Extracted material:
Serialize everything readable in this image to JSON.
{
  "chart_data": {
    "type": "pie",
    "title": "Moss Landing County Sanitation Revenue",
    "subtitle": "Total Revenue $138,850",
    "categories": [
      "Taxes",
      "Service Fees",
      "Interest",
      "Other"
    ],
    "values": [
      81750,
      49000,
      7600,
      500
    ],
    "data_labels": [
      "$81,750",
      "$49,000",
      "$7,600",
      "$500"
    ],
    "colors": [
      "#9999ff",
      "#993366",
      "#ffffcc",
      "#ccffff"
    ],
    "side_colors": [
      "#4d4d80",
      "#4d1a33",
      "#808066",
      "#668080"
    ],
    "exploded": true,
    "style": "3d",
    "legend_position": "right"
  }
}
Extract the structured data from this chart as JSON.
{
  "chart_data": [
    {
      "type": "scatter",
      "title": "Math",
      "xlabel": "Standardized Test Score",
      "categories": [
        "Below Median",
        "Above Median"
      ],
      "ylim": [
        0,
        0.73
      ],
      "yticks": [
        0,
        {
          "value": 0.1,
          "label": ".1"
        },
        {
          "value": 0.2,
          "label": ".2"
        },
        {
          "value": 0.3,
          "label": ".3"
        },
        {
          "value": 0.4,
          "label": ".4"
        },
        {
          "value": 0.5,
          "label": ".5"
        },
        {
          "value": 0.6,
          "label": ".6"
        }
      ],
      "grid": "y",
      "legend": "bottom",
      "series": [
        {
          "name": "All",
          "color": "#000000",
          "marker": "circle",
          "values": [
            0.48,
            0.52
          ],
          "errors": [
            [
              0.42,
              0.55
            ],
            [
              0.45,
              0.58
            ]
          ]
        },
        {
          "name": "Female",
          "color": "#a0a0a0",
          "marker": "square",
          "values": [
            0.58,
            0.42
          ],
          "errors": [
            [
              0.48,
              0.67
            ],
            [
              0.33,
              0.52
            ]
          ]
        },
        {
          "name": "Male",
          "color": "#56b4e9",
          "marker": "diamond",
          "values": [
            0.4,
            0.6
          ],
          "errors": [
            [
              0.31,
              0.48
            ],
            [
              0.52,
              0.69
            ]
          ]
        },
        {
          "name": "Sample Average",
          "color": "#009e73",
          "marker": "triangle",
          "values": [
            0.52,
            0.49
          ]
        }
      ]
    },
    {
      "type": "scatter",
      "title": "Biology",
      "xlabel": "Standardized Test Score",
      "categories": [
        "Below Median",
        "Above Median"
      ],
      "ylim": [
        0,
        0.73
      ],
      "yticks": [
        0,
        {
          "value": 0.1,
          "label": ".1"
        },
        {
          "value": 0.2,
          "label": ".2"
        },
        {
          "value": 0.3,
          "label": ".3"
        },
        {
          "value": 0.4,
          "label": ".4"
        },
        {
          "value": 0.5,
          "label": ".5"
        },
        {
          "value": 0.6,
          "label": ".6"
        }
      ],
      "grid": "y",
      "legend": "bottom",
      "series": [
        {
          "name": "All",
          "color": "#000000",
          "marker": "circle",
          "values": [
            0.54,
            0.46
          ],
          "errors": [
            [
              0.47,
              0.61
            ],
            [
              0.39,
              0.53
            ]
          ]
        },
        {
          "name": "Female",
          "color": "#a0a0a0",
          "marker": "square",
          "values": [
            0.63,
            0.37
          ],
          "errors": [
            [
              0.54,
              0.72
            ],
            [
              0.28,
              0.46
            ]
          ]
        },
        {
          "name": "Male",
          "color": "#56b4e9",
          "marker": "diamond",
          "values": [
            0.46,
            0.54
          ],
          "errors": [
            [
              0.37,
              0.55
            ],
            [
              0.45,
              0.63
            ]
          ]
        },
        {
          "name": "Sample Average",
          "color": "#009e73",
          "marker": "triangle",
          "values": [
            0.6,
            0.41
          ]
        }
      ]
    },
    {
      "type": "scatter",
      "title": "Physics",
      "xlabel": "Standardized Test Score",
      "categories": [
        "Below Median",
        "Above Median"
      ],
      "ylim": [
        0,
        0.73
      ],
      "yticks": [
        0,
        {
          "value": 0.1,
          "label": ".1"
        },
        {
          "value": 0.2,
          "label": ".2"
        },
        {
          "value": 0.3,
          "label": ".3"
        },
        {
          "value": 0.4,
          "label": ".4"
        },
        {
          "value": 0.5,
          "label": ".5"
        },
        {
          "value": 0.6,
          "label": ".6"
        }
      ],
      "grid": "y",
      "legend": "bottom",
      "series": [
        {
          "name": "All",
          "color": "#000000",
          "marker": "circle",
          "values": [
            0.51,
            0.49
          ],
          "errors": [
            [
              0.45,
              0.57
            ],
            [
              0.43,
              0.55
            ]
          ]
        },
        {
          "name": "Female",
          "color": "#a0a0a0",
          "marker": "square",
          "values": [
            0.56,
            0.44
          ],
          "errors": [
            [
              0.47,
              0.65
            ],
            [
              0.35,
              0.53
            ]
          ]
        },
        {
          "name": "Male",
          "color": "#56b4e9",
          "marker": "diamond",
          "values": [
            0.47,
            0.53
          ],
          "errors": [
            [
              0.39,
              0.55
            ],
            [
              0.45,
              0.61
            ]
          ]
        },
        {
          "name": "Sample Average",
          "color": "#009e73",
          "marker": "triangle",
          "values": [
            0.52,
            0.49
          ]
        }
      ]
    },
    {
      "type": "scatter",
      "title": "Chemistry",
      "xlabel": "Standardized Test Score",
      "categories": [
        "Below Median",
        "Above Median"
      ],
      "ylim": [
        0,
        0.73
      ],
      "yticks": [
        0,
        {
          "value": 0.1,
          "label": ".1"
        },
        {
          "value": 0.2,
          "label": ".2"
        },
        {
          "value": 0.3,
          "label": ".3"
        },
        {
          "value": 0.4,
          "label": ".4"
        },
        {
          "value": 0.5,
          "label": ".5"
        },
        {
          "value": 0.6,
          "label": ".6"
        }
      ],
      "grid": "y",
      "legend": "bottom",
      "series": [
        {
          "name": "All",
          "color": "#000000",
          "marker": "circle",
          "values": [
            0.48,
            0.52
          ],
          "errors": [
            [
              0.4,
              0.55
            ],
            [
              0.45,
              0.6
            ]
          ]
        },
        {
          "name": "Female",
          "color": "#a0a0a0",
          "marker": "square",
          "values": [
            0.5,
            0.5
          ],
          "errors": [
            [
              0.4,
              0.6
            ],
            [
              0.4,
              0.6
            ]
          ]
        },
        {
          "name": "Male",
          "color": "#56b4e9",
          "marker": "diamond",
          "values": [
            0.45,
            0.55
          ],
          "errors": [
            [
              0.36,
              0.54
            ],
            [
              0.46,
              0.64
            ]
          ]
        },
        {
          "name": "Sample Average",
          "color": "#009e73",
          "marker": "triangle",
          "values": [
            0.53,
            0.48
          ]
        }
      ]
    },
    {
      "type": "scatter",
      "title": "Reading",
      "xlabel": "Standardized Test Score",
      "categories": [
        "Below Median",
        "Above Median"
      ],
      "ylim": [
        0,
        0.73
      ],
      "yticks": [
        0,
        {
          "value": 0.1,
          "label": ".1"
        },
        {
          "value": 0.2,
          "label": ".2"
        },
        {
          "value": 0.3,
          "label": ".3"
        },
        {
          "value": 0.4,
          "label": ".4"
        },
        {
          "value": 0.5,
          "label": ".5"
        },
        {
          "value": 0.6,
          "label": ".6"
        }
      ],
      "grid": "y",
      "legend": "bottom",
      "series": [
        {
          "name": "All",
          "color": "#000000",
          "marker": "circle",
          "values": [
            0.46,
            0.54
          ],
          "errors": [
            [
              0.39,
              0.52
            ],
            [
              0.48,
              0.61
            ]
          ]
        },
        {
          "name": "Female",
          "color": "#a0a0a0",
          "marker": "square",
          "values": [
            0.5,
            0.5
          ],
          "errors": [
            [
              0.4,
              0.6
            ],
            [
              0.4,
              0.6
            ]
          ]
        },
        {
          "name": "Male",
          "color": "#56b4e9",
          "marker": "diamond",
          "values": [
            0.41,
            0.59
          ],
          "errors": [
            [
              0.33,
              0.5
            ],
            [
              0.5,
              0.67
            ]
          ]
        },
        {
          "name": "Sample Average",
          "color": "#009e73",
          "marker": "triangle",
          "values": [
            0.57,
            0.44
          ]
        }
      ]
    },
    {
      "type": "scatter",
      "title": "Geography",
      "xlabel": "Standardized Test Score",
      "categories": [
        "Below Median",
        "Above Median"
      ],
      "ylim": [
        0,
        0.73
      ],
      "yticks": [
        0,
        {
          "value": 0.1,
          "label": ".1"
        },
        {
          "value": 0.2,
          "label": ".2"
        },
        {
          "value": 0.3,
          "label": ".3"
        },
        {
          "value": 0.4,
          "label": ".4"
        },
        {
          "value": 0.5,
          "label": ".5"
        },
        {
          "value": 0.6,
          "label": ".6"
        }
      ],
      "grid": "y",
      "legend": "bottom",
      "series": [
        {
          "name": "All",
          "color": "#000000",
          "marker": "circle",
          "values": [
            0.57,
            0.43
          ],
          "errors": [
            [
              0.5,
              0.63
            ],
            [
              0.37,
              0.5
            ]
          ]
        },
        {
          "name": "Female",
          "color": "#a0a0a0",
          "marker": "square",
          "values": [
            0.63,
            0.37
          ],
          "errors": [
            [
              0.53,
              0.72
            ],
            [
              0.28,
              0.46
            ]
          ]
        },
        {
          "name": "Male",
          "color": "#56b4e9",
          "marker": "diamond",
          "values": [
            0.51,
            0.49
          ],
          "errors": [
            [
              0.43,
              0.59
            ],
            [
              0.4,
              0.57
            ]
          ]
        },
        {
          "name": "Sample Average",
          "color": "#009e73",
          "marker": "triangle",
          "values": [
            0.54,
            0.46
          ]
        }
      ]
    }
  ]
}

What is asked:
Of the lines above, how many hold the word "JSON"? Say the number alone.

Answer to the exercise:
2